RAW RECORDS>

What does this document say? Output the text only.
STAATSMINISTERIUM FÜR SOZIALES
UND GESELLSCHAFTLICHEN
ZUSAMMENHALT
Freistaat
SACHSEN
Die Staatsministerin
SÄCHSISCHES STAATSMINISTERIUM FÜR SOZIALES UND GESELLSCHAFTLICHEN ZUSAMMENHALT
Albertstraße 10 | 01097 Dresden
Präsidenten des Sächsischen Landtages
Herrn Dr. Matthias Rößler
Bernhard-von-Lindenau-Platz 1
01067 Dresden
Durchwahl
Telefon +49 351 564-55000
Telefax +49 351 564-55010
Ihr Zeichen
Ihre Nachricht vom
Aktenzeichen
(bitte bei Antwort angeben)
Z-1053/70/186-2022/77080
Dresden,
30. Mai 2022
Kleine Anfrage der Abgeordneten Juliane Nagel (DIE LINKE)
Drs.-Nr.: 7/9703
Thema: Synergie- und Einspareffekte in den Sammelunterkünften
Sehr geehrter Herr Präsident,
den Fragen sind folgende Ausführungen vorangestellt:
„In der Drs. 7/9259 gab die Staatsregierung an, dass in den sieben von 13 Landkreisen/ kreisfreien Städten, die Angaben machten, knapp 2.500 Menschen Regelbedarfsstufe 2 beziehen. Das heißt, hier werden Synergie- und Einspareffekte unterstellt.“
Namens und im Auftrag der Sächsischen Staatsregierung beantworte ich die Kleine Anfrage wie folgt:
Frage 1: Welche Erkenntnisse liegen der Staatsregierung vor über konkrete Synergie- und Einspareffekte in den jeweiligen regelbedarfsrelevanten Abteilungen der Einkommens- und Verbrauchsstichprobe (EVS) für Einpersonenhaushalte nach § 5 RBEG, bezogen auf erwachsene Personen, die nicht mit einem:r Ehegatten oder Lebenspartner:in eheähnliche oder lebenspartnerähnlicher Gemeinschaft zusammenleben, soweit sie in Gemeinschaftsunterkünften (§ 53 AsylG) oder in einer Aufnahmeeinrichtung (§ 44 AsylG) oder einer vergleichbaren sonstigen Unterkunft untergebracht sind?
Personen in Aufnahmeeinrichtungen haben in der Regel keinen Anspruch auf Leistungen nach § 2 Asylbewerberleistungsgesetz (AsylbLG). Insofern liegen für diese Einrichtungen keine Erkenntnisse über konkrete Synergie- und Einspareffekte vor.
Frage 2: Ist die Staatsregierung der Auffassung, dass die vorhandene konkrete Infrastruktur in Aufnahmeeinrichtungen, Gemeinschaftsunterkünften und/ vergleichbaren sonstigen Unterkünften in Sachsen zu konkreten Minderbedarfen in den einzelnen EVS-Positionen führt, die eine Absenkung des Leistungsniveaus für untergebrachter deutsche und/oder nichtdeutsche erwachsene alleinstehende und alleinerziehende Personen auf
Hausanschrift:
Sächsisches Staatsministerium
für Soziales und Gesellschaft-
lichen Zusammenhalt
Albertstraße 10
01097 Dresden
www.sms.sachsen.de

WRITTEN PROBLEM> Restate each record word for word.

FINAL RESULT>
What does this document say? Output the text only.
STAATSMINISTERIUM FÜR SOZIALES
UND GESELLSCHAFTLICHEN
ZUSAMMENHALT
Freistaat
SACHSEN
Die Staatsministerin
SÄCHSISCHES STAATSMINISTERIUM FÜR SOZIALES UND GESELLSCHAFTLICHEN ZUSAMMENHALT
Albertstraße 10 | 01097 Dresden
Präsidenten des Sächsischen Landtages
Herrn Dr. Matthias Rößler
Bernhard-von-Lindenau-Platz 1
01067 Dresden
Durchwahl
Telefon +49 351 564-55000
Telefax +49 351 564-55010
Ihr Zeichen
Ihre Nachricht vom
Aktenzeichen
(bitte bei Antwort angeben)
Z-1053/70/186-2022/77080
Dresden,
30. Mai 2022
Kleine Anfrage der Abgeordneten Juliane Nagel (DIE LINKE)
Drs.-Nr.: 7/9703
Thema: Synergie- und Einspareffekte in den Sammelunterkünften
Sehr geehrter Herr Präsident,
den Fragen sind folgende Ausführungen vorangestellt:
„In der Drs. 7/9259 gab die Staatsregierung an, dass in den sieben von 13 Landkreisen/ kreisfreien Städten, die Angaben machten, knapp 2.500 Menschen Regelbedarfsstufe 2 beziehen. Das heißt, hier werden Synergie- und Einspareffekte unterstellt.“
Namens und im Auftrag der Sächsischen Staatsregierung beantworte ich die Kleine Anfrage wie folgt:
Frage 1: Welche Erkenntnisse liegen der Staatsregierung vor über konkrete Synergie- und Einspareffekte in den jeweiligen regelbedarfsrelevanten Abteilungen der Einkommens- und Verbrauchsstichprobe (EVS) für Einpersonenhaushalte nach § 5 RBEG, bezogen auf erwachsene Personen, die nicht mit einem:r Ehegatten oder Lebenspartner:in eheähnliche oder lebenspartnerähnlicher Gemeinschaft zusammenleben, soweit sie in Gemeinschaftsunterkünften (§ 53 AsylG) oder in einer Aufnahmeeinrichtung (§ 44 AsylG) oder einer vergleichbaren sonstigen Unterkunft untergebracht sind?
Personen in Aufnahmeeinrichtungen haben in der Regel keinen Anspruch auf Leistungen nach § 2 Asylbewerberleistungsgesetz (AsylbLG). Insofern liegen für diese Einrichtungen keine Erkenntnisse über konkrete Synergie- und Einspareffekte vor.
Frage 2: Ist die Staatsregierung der Auffassung, dass die vorhandene konkrete Infrastruktur in Aufnahmeeinrichtungen, Gemeinschaftsunterkünften und/ vergleichbaren sonstigen Unterkünften in Sachsen zu konkreten Minderbedarfen in den einzelnen EVS-Positionen führt, die eine Absenkung des Leistungsniveaus für untergebrachter deutsche und/oder nichtdeutsche erwachsene alleinstehende und alleinerziehende Personen auf
Hausanschrift:
Sächsisches Staatsministerium
für Soziales und Gesellschaft-
lichen Zusammenhalt
Albertstraße 10
01097 Dresden
www.sms.sachsen.de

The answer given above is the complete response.